Repeat the material verbatim and drop the pictures.

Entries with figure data
begin

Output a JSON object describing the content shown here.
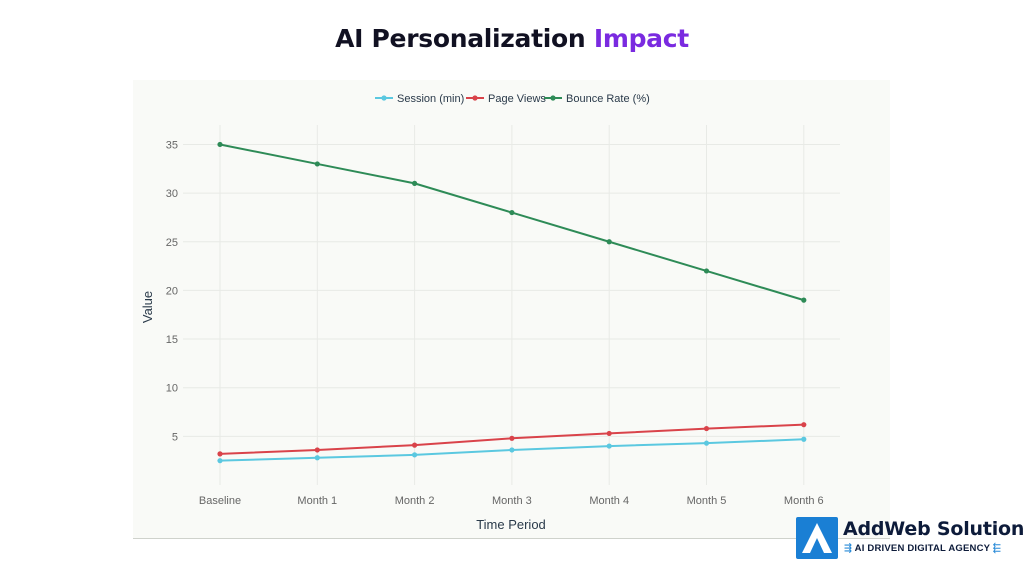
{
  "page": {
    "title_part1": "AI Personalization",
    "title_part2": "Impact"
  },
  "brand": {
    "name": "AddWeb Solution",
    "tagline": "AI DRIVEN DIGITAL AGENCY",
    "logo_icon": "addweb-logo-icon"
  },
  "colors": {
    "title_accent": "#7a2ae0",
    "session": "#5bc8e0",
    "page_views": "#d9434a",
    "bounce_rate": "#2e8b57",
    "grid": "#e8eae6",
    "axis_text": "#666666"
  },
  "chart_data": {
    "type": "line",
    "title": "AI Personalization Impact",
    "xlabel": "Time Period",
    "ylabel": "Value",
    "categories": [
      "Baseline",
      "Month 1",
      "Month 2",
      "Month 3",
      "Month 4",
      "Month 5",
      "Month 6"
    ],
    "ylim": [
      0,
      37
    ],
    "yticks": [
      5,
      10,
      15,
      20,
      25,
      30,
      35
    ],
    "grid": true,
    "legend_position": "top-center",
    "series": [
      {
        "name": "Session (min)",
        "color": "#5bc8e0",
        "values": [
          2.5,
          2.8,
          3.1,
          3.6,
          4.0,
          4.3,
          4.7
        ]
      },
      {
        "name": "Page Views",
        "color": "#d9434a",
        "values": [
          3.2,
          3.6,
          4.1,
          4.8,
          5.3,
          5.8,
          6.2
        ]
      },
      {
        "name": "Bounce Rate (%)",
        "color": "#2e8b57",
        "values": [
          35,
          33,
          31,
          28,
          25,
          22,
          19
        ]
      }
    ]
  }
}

end

ANSWER TO THIS TASK →
Output a JSON object describing the content shown here.
{
  "page": {
    "title_part1": "AI Personalization",
    "title_part2": "Impact"
  },
  "brand": {
    "name": "AddWeb Solution",
    "tagline": "AI DRIVEN DIGITAL AGENCY",
    "logo_icon": "addweb-logo-icon"
  },
  "colors": {
    "title_accent": "#7a2ae0",
    "session": "#5bc8e0",
    "page_views": "#d9434a",
    "bounce_rate": "#2e8b57",
    "grid": "#e8eae6",
    "axis_text": "#666666"
  },
  "chart_data": {
    "type": "line",
    "title": "AI Personalization Impact",
    "xlabel": "Time Period",
    "ylabel": "Value",
    "categories": [
      "Baseline",
      "Month 1",
      "Month 2",
      "Month 3",
      "Month 4",
      "Month 5",
      "Month 6"
    ],
    "ylim": [
      0,
      37
    ],
    "yticks": [
      5,
      10,
      15,
      20,
      25,
      30,
      35
    ],
    "grid": true,
    "legend_position": "top-center",
    "series": [
      {
        "name": "Session (min)",
        "color": "#5bc8e0",
        "values": [
          2.5,
          2.8,
          3.1,
          3.6,
          4.0,
          4.3,
          4.7
        ]
      },
      {
        "name": "Page Views",
        "color": "#d9434a",
        "values": [
          3.2,
          3.6,
          4.1,
          4.8,
          5.3,
          5.8,
          6.2
        ]
      },
      {
        "name": "Bounce Rate (%)",
        "color": "#2e8b57",
        "values": [
          35,
          33,
          31,
          28,
          25,
          22,
          19
        ]
      }
    ]
  }
}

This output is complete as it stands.